▶ **Aim**
Exactly how many lines have the word "drag"? Answer with the bare number.

[Dataset rows]
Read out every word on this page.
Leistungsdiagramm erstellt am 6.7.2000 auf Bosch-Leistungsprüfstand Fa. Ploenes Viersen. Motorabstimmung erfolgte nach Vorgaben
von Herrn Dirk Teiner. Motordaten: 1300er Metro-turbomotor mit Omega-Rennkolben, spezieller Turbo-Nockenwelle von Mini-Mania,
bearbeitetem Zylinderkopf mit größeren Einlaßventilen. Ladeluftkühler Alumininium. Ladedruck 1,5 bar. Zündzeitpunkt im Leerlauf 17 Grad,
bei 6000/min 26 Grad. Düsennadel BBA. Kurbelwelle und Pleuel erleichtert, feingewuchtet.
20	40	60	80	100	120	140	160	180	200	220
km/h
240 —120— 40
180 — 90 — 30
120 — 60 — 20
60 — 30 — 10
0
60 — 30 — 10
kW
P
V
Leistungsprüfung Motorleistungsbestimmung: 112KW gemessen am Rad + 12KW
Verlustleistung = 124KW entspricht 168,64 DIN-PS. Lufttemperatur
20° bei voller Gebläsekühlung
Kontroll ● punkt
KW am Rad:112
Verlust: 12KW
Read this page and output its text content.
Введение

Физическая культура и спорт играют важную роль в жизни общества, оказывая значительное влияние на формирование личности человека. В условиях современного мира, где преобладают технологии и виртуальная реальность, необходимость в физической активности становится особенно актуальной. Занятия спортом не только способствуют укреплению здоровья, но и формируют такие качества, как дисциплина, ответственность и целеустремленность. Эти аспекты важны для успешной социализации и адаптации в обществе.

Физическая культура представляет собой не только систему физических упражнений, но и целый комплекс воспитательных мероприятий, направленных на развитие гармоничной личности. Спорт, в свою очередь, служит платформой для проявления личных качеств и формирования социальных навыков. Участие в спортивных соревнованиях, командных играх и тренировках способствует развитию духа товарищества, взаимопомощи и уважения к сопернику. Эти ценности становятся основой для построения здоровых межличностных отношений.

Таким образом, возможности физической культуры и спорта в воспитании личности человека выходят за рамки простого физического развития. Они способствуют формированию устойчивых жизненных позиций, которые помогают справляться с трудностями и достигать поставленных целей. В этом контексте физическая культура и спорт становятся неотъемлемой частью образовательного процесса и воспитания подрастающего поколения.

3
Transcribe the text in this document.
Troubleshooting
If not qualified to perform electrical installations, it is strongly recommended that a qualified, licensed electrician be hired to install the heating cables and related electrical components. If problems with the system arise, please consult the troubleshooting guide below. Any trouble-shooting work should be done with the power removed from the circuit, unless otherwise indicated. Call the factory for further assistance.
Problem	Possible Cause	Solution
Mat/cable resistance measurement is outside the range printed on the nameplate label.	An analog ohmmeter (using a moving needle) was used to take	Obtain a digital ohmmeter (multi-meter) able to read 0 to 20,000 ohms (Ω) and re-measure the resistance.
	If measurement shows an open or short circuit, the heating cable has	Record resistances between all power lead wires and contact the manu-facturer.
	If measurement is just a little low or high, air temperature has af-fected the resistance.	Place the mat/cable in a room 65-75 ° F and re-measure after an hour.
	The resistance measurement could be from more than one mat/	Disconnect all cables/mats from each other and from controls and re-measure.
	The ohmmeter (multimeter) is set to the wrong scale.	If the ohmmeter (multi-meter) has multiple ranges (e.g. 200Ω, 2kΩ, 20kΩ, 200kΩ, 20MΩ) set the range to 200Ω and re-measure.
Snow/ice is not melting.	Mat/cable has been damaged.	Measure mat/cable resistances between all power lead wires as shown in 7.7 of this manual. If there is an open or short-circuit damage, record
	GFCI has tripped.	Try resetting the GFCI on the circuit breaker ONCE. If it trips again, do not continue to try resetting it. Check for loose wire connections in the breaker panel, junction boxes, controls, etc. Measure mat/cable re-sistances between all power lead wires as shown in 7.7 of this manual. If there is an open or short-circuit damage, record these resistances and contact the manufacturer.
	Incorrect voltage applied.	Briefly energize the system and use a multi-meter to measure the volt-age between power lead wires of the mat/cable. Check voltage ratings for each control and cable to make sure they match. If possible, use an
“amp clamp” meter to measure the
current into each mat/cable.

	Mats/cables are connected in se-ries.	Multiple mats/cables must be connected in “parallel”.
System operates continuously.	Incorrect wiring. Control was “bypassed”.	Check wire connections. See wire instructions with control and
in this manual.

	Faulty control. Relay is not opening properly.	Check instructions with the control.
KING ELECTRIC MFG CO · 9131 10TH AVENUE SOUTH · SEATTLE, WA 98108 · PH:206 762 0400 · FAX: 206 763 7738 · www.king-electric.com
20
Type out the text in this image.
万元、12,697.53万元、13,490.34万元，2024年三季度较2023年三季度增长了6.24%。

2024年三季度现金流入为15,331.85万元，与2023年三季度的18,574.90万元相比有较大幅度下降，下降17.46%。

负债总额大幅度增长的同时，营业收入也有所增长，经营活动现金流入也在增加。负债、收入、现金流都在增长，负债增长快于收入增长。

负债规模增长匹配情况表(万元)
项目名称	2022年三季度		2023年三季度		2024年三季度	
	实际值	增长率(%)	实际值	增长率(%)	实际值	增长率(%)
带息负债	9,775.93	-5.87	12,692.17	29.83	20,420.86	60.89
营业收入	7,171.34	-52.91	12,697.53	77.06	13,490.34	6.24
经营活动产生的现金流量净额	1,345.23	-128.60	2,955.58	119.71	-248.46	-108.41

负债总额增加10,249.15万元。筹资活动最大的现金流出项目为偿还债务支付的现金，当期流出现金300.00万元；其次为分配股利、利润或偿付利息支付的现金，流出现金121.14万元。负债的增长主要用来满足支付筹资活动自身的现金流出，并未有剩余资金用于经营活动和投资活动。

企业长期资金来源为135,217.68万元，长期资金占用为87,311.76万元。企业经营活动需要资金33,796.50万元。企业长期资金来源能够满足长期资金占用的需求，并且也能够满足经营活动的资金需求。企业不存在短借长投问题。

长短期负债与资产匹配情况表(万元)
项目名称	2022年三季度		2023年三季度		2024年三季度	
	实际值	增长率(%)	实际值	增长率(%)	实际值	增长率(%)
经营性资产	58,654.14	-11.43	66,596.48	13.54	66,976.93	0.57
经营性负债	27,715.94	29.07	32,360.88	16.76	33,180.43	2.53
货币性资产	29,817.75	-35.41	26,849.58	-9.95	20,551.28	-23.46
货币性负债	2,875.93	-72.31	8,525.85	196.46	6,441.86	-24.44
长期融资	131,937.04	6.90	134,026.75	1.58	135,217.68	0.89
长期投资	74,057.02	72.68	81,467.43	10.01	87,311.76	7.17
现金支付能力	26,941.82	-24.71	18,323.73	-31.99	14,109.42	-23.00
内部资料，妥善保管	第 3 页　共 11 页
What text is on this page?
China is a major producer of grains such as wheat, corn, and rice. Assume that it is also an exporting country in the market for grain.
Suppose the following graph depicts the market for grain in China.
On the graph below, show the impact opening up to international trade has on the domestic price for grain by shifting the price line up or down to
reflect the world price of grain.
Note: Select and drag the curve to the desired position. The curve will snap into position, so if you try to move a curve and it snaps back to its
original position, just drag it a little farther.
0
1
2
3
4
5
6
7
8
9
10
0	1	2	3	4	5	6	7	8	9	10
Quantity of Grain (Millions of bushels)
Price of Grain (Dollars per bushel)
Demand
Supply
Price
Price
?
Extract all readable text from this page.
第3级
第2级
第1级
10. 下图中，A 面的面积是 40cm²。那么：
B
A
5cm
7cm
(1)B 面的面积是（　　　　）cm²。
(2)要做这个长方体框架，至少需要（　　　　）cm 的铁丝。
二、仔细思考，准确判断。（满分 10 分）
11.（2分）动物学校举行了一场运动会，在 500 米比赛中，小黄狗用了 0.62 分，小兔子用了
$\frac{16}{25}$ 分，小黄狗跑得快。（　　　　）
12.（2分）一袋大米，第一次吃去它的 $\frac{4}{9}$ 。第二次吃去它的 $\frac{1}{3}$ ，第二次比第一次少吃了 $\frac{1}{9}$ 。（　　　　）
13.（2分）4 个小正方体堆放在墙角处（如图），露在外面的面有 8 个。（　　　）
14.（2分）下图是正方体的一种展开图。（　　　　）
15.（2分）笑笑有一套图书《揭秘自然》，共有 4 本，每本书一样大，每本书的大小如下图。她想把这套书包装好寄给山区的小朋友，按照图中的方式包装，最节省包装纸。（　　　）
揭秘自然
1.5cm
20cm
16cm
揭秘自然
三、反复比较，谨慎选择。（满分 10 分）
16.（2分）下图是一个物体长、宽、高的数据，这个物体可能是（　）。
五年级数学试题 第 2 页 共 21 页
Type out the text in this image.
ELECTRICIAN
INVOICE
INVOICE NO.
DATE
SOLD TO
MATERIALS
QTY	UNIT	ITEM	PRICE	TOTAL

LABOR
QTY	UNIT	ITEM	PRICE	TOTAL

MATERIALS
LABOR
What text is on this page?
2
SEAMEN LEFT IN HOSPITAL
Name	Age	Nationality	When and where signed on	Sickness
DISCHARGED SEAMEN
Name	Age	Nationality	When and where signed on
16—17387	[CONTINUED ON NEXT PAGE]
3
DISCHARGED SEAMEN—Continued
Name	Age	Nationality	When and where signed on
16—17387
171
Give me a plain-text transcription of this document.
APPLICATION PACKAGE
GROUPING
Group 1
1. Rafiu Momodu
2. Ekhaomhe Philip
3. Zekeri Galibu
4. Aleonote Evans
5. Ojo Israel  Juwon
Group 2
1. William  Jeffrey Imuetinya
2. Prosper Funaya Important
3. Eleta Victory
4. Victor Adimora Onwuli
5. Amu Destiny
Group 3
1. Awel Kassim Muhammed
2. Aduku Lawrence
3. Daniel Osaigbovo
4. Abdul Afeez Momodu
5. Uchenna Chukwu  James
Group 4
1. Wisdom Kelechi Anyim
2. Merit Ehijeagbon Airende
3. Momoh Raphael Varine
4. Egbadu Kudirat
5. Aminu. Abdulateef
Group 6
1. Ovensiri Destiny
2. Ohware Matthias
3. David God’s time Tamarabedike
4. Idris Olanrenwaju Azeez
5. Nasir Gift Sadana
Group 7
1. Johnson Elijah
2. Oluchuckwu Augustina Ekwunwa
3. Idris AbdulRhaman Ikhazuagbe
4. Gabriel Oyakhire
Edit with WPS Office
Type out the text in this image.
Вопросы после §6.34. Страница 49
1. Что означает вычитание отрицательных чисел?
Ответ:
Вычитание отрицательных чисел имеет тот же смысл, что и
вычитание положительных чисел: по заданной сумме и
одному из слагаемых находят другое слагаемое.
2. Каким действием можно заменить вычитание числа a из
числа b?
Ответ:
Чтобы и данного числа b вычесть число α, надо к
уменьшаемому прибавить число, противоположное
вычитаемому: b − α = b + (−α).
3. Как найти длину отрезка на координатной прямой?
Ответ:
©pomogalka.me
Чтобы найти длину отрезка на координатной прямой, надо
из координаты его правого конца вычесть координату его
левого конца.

▶ **Solution below**
2